## RECORDS FOR PROCESSING
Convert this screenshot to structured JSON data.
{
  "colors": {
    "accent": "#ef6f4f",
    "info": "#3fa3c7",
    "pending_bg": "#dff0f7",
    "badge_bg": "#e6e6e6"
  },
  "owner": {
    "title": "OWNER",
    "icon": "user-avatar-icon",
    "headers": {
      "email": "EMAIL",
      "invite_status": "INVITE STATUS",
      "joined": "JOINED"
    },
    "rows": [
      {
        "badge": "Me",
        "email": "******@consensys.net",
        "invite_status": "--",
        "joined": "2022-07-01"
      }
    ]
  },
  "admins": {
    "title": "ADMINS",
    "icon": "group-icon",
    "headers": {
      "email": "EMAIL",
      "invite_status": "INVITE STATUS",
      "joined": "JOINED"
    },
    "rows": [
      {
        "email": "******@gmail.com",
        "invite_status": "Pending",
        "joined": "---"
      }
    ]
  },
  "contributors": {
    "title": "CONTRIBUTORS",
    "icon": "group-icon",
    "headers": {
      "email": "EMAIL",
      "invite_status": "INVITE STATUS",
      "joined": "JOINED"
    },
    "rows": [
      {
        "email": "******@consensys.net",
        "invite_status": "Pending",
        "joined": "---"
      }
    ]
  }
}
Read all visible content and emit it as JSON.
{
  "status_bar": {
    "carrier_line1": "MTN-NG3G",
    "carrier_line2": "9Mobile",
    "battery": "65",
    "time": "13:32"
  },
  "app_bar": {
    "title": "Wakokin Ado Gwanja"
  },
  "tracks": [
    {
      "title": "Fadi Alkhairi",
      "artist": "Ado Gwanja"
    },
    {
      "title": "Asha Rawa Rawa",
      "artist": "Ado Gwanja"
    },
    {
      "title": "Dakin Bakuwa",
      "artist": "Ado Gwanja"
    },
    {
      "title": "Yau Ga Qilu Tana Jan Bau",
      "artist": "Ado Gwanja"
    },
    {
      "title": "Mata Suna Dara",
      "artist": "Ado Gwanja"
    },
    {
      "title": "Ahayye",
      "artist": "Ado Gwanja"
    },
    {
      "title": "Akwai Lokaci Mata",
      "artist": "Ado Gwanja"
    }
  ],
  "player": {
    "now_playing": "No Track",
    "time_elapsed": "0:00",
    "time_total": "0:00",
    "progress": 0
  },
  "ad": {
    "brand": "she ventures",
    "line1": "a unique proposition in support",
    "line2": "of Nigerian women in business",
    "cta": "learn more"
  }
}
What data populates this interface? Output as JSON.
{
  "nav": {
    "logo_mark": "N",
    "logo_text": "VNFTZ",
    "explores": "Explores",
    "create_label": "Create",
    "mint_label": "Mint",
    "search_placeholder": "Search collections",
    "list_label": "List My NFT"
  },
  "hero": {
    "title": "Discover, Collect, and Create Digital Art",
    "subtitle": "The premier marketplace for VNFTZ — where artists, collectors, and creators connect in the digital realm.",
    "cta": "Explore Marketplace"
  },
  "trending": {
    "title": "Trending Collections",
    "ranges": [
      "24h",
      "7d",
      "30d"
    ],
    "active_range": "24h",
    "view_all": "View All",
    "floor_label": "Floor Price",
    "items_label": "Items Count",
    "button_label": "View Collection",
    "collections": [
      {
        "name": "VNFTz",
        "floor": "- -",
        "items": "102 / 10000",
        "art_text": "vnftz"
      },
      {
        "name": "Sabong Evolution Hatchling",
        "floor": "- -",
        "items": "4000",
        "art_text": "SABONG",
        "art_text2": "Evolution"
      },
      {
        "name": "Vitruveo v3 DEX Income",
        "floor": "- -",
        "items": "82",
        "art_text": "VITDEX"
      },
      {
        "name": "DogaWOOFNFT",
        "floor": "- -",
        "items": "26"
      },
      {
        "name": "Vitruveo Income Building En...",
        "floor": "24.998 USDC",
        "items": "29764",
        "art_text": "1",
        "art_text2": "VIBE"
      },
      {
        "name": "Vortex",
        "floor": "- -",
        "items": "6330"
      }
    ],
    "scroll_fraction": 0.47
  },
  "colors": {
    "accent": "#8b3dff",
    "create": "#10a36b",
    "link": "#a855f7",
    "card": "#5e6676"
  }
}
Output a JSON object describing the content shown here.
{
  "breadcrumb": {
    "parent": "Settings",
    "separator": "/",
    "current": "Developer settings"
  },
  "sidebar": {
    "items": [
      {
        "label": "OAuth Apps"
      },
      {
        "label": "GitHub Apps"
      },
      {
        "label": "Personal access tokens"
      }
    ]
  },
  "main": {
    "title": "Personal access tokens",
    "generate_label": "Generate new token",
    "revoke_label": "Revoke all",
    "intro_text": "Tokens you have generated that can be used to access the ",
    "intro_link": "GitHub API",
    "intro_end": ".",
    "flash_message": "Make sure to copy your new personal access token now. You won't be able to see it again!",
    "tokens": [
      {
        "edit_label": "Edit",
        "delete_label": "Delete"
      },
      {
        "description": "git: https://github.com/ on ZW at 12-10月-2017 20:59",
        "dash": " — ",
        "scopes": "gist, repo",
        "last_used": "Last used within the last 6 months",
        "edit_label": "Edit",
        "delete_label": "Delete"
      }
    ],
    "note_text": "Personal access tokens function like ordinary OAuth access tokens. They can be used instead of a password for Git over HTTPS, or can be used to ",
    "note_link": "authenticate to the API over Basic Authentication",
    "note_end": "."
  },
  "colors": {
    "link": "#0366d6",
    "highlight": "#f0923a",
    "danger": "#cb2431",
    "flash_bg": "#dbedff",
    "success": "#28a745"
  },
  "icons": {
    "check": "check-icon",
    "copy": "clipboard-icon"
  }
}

## GIVEN EXERCISE
Type out the material again exactly as presented.

## RESULT FOR THIS EXERCISE
Convert this screenshot to structured JSON data.
{
  "colors": {
    "accent": "#ef6f4f",
    "info": "#3fa3c7",
    "pending_bg": "#dff0f7",
    "badge_bg": "#e6e6e6"
  },
  "owner": {
    "title": "OWNER",
    "icon": "user-avatar-icon",
    "headers": {
      "email": "EMAIL",
      "invite_status": "INVITE STATUS",
      "joined": "JOINED"
    },
    "rows": [
      {
        "badge": "Me",
        "email": "******@consensys.net",
        "invite_status": "--",
        "joined": "2022-07-01"
      }
    ]
  },
  "admins": {
    "title": "ADMINS",
    "icon": "group-icon",
    "headers": {
      "email": "EMAIL",
      "invite_status": "INVITE STATUS",
      "joined": "JOINED"
    },
    "rows": [
      {
        "email": "******@gmail.com",
        "invite_status": "Pending",
        "joined": "---"
      }
    ]
  },
  "contributors": {
    "title": "CONTRIBUTORS",
    "icon": "group-icon",
    "headers": {
      "email": "EMAIL",
      "invite_status": "INVITE STATUS",
      "joined": "JOINED"
    },
    "rows": [
      {
        "email": "******@consensys.net",
        "invite_status": "Pending",
        "joined": "---"
      }
    ]
  }
}
Read all visible content and emit it as JSON.
{
  "status_bar": {
    "carrier_line1": "MTN-NG3G",
    "carrier_line2": "9Mobile",
    "battery": "65",
    "time": "13:32"
  },
  "app_bar": {
    "title": "Wakokin Ado Gwanja"
  },
  "tracks": [
    {
      "title": "Fadi Alkhairi",
      "artist": "Ado Gwanja"
    },
    {
      "title": "Asha Rawa Rawa",
      "artist": "Ado Gwanja"
    },
    {
      "title": "Dakin Bakuwa",
      "artist": "Ado Gwanja"
    },
    {
      "title": "Yau Ga Qilu Tana Jan Bau",
      "artist": "Ado Gwanja"
    },
    {
      "title": "Mata Suna Dara",
      "artist": "Ado Gwanja"
    },
    {
      "title": "Ahayye",
      "artist": "Ado Gwanja"
    },
    {
      "title": "Akwai Lokaci Mata",
      "artist": "Ado Gwanja"
    }
  ],
  "player": {
    "now_playing": "No Track",
    "time_elapsed": "0:00",
    "time_total": "0:00",
    "progress": 0
  },
  "ad": {
    "brand": "she ventures",
    "line1": "a unique proposition in support",
    "line2": "of Nigerian women in business",
    "cta": "learn more"
  }
}
What data populates this interface? Output as JSON.
{
  "nav": {
    "logo_mark": "N",
    "logo_text": "VNFTZ",
    "explores": "Explores",
    "create_label": "Create",
    "mint_label": "Mint",
    "search_placeholder": "Search collections",
    "list_label": "List My NFT"
  },
  "hero": {
    "title": "Discover, Collect, and Create Digital Art",
    "subtitle": "The premier marketplace for VNFTZ — where artists, collectors, and creators connect in the digital realm.",
    "cta": "Explore Marketplace"
  },
  "trending": {
    "title": "Trending Collections",
    "ranges": [
      "24h",
      "7d",
      "30d"
    ],
    "active_range": "24h",
    "view_all": "View All",
    "floor_label": "Floor Price",
    "items_label": "Items Count",
    "button_label": "View Collection",
    "collections": [
      {
        "name": "VNFTz",
        "floor": "- -",
        "items": "102 / 10000",
        "art_text": "vnftz"
      },
      {
        "name": "Sabong Evolution Hatchling",
        "floor": "- -",
        "items": "4000",
        "art_text": "SABONG",
        "art_text2": "Evolution"
      },
      {
        "name": "Vitruveo v3 DEX Income",
        "floor": "- -",
        "items": "82",
        "art_text": "VITDEX"
      },
      {
        "name": "DogaWOOFNFT",
        "floor": "- -",
        "items": "26"
      },
      {
        "name": "Vitruveo Income Building En...",
        "floor": "24.998 USDC",
        "items": "29764",
        "art_text": "1",
        "art_text2": "VIBE"
      },
      {
        "name": "Vortex",
        "floor": "- -",
        "items": "6330"
      }
    ],
    "scroll_fraction": 0.47
  },
  "colors": {
    "accent": "#8b3dff",
    "create": "#10a36b",
    "link": "#a855f7",
    "card": "#5e6676"
  }
}
Output a JSON object describing the content shown here.
{
  "breadcrumb": {
    "parent": "Settings",
    "separator": "/",
    "current": "Developer settings"
  },
  "sidebar": {
    "items": [
      {
        "label": "OAuth Apps"
      },
      {
        "label": "GitHub Apps"
      },
      {
        "label": "Personal access tokens"
      }
    ]
  },
  "main": {
    "title": "Personal access tokens",
    "generate_label": "Generate new token",
    "revoke_label": "Revoke all",
    "intro_text": "Tokens you have generated that can be used to access the ",
    "intro_link": "GitHub API",
    "intro_end": ".",
    "flash_message": "Make sure to copy your new personal access token now. You won't be able to see it again!",
    "tokens": [
      {
        "edit_label": "Edit",
        "delete_label": "Delete"
      },
      {
        "description": "git: https://github.com/ on ZW at 12-10月-2017 20:59",
        "dash": " — ",
        "scopes": "gist, repo",
        "last_used": "Last used within the last 6 months",
        "edit_label": "Edit",
        "delete_label": "Delete"
      }
    ],
    "note_text": "Personal access tokens function like ordinary OAuth access tokens. They can be used instead of a password for Git over HTTPS, or can be used to ",
    "note_link": "authenticate to the API over Basic Authentication",
    "note_end": "."
  },
  "colors": {
    "link": "#0366d6",
    "highlight": "#f0923a",
    "danger": "#cb2431",
    "flash_bg": "#dbedff",
    "success": "#28a745"
  },
  "icons": {
    "check": "check-icon",
    "copy": "clipboard-icon"
  }
}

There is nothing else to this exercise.